What this task involves – Reproduce every entry below precisely. Pictures are excluded from the copy.

* start Source records *

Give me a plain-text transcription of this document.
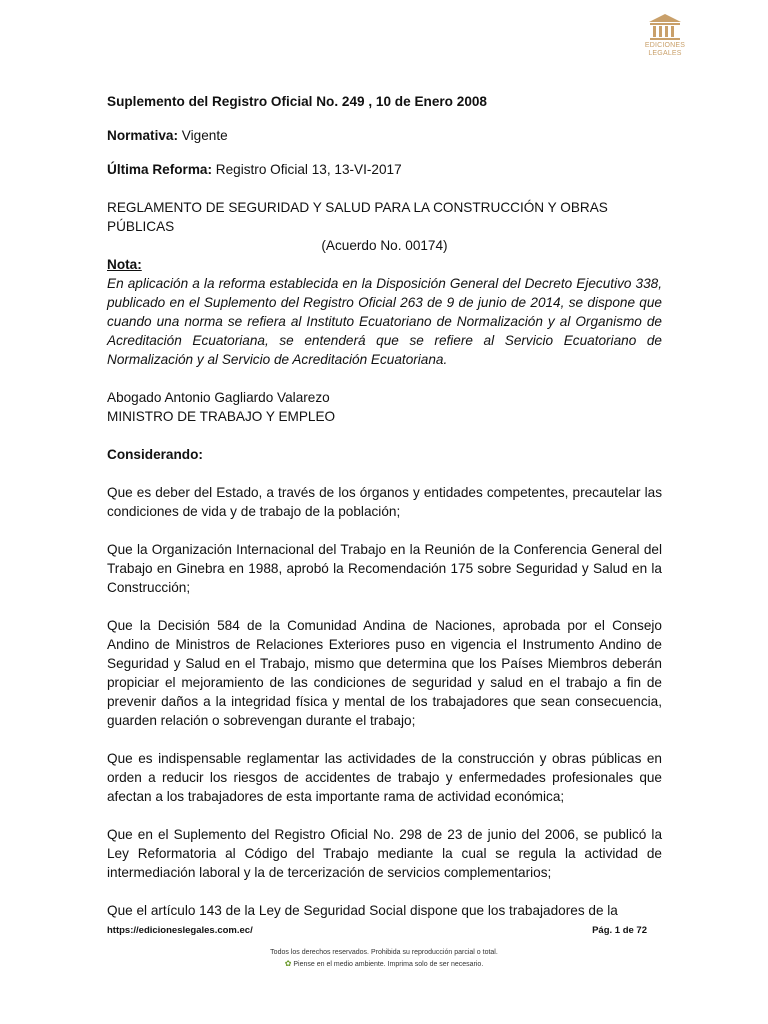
EDICIONES
LEGALES

Suplemento del Registro Oficial No. 249 , 10 de Enero 2008

Normativa: Vigente

Última Reforma: Registro Oficial 13, 13-VI-2017

REGLAMENTO DE SEGURIDAD Y SALUD PARA LA CONSTRUCCIÓN Y OBRAS PÚBLICAS

(Acuerdo No. 00174)

Nota:

En aplicación a la reforma establecida en la Disposición General del Decreto Ejecutivo 338, publicado en el Suplemento del Registro Oficial 263 de 9 de junio de 2014, se dispone que cuando una norma se refiera al Instituto Ecuatoriano de Normalización y al Organismo de Acreditación Ecuatoriana, se entenderá que se refiere al Servicio Ecuatoriano de Normalización y al Servicio de Acreditación Ecuatoriana.

Abogado Antonio Gagliardo Valarezo

MINISTRO DE TRABAJO Y EMPLEO

Considerando:

Que es deber del Estado, a través de los órganos y entidades competentes, precautelar las condiciones de vida y de trabajo de la población;

Que la Organización Internacional del Trabajo en la Reunión de la Conferencia General del Trabajo en Ginebra en 1988, aprobó la Recomendación 175 sobre Seguridad y Salud en la Construcción;

Que la Decisión 584 de la Comunidad Andina de Naciones, aprobada por el Consejo Andino de Ministros de Relaciones Exteriores puso en vigencia el Instrumento Andino de Seguridad y Salud en el Trabajo, mismo que determina que los Países Miembros deberán propiciar el mejoramiento de las condiciones de seguridad y salud en el trabajo a fin de prevenir daños a la integridad física y mental de los trabajadores que sean consecuencia, guarden relación o sobrevengan durante el trabajo;

Que es indispensable reglamentar las actividades de la construcción y obras públicas en orden a reducir los riesgos de accidentes de trabajo y enfermedades profesionales que afectan a los trabajadores de esta importante rama de actividad económica;

Que en el Suplemento del Registro Oficial No. 298 de 23 de junio del 2006, se publicó la Ley Reformatoria al Código del Trabajo mediante la cual se regula la actividad de intermediación laboral y la de tercerización de servicios complementarios;

Que el artículo 143 de la Ley de Seguridad Social dispone que los trabajadores de la

https://edicioneslegales.com.ec/	Pág. 1 de 72
Todos los derechos reservados. Prohibida su reproducción parcial o total.
✿ Piense en el medio ambiente. Imprima solo de ser necesario.
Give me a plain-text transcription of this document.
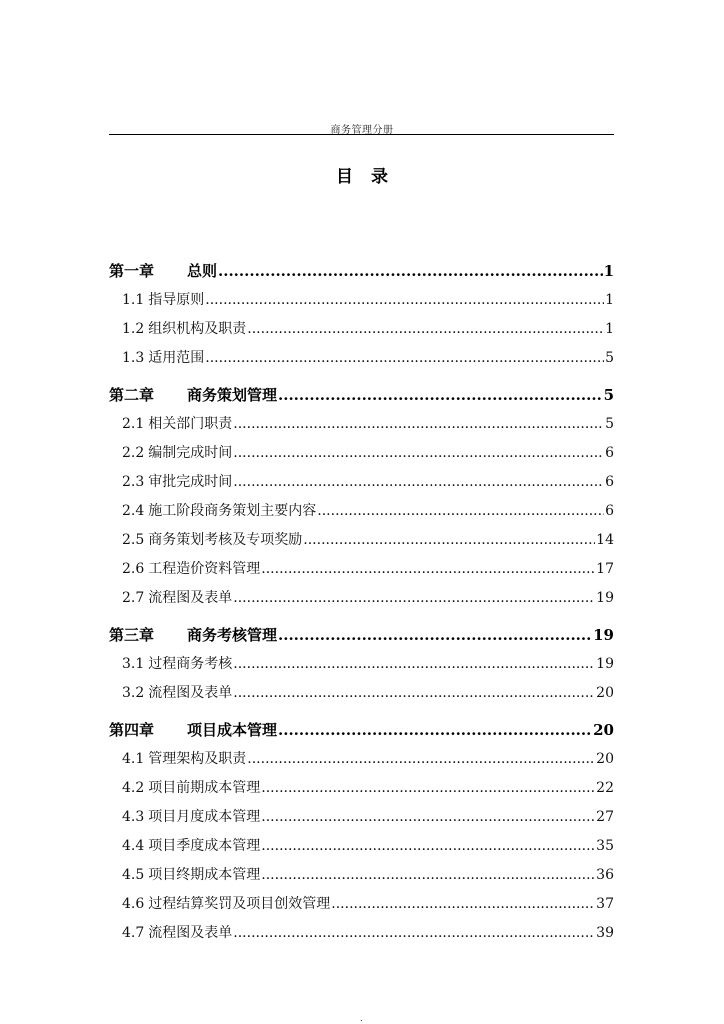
商务管理分册
目 录
第一章	总则 .....	1
1.1 指导原则 .....	1
1.2 组织机构及职责 .....	1
1.3 适用范围 .....	5
第二章	商务策划管理 .....	5
2.1 相关部门职责 .....	5
2.2 编制完成时间 .....	6
2.3 审批完成时间 .....	6
2.4 施工阶段商务策划主要内容 .....	6
2.5 商务策划考核及专项奖励 .....	14
2.6 工程造价资料管理 .....	17
2.7 流程图及表单 .....	19
第三章	商务考核管理 .....	19
3.1 过程商务考核 .....	19
3.2 流程图及表单 .....	20
第四章	项目成本管理 .....	20
4.1 管理架构及职责 .....	20
4.2 项目前期成本管理 .....	22
4.3 项目月度成本管理 .....	27
4.4 项目季度成本管理 .....	35
4.5 项目终期成本管理 .....	36
4.6 过程结算奖罚及项目创效管理 .....	37
4.7 流程图及表单 .....	39
.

* end Source records *

Exercise output –
Give me a plain-text transcription of this document.
EDICIONES
LEGALES

Suplemento del Registro Oficial No. 249 , 10 de Enero 2008

Normativa: Vigente

Última Reforma: Registro Oficial 13, 13-VI-2017

REGLAMENTO DE SEGURIDAD Y SALUD PARA LA CONSTRUCCIÓN Y OBRAS PÚBLICAS

(Acuerdo No. 00174)

Nota:

En aplicación a la reforma establecida en la Disposición General del Decreto Ejecutivo 338, publicado en el Suplemento del Registro Oficial 263 de 9 de junio de 2014, se dispone que cuando una norma se refiera al Instituto Ecuatoriano de Normalización y al Organismo de Acreditación Ecuatoriana, se entenderá que se refiere al Servicio Ecuatoriano de Normalización y al Servicio de Acreditación Ecuatoriana.

Abogado Antonio Gagliardo Valarezo

MINISTRO DE TRABAJO Y EMPLEO

Considerando:

Que es deber del Estado, a través de los órganos y entidades competentes, precautelar las condiciones de vida y de trabajo de la población;

Que la Organización Internacional del Trabajo en la Reunión de la Conferencia General del Trabajo en Ginebra en 1988, aprobó la Recomendación 175 sobre Seguridad y Salud en la Construcción;

Que la Decisión 584 de la Comunidad Andina de Naciones, aprobada por el Consejo Andino de Ministros de Relaciones Exteriores puso en vigencia el Instrumento Andino de Seguridad y Salud en el Trabajo, mismo que determina que los Países Miembros deberán propiciar el mejoramiento de las condiciones de seguridad y salud en el trabajo a fin de prevenir daños a la integridad física y mental de los trabajadores que sean consecuencia, guarden relación o sobrevengan durante el trabajo;

Que es indispensable reglamentar las actividades de la construcción y obras públicas en orden a reducir los riesgos de accidentes de trabajo y enfermedades profesionales que afectan a los trabajadores de esta importante rama de actividad económica;

Que en el Suplemento del Registro Oficial No. 298 de 23 de junio del 2006, se publicó la Ley Reformatoria al Código del Trabajo mediante la cual se regula la actividad de intermediación laboral y la de tercerización de servicios complementarios;

Que el artículo 143 de la Ley de Seguridad Social dispone que los trabajadores de la

https://edicioneslegales.com.ec/	Pág. 1 de 72
Todos los derechos reservados. Prohibida su reproducción parcial o total.
✿ Piense en el medio ambiente. Imprima solo de ser necesario.
Give me a plain-text transcription of this document.
商务管理分册
目 录
第一章	总则 .....	1
1.1 指导原则 .....	1
1.2 组织机构及职责 .....	1
1.3 适用范围 .....	5
第二章	商务策划管理 .....	5
2.1 相关部门职责 .....	5
2.2 编制完成时间 .....	6
2.3 审批完成时间 .....	6
2.4 施工阶段商务策划主要内容 .....	6
2.5 商务策划考核及专项奖励 .....	14
2.6 工程造价资料管理 .....	17
2.7 流程图及表单 .....	19
第三章	商务考核管理 .....	19
3.1 过程商务考核 .....	19
3.2 流程图及表单 .....	20
第四章	项目成本管理 .....	20
4.1 管理架构及职责 .....	20
4.2 项目前期成本管理 .....	22
4.3 项目月度成本管理 .....	27
4.4 项目季度成本管理 .....	35
4.5 项目终期成本管理 .....	36
4.6 过程结算奖罚及项目创效管理 .....	37
4.7 流程图及表单 .....	39
.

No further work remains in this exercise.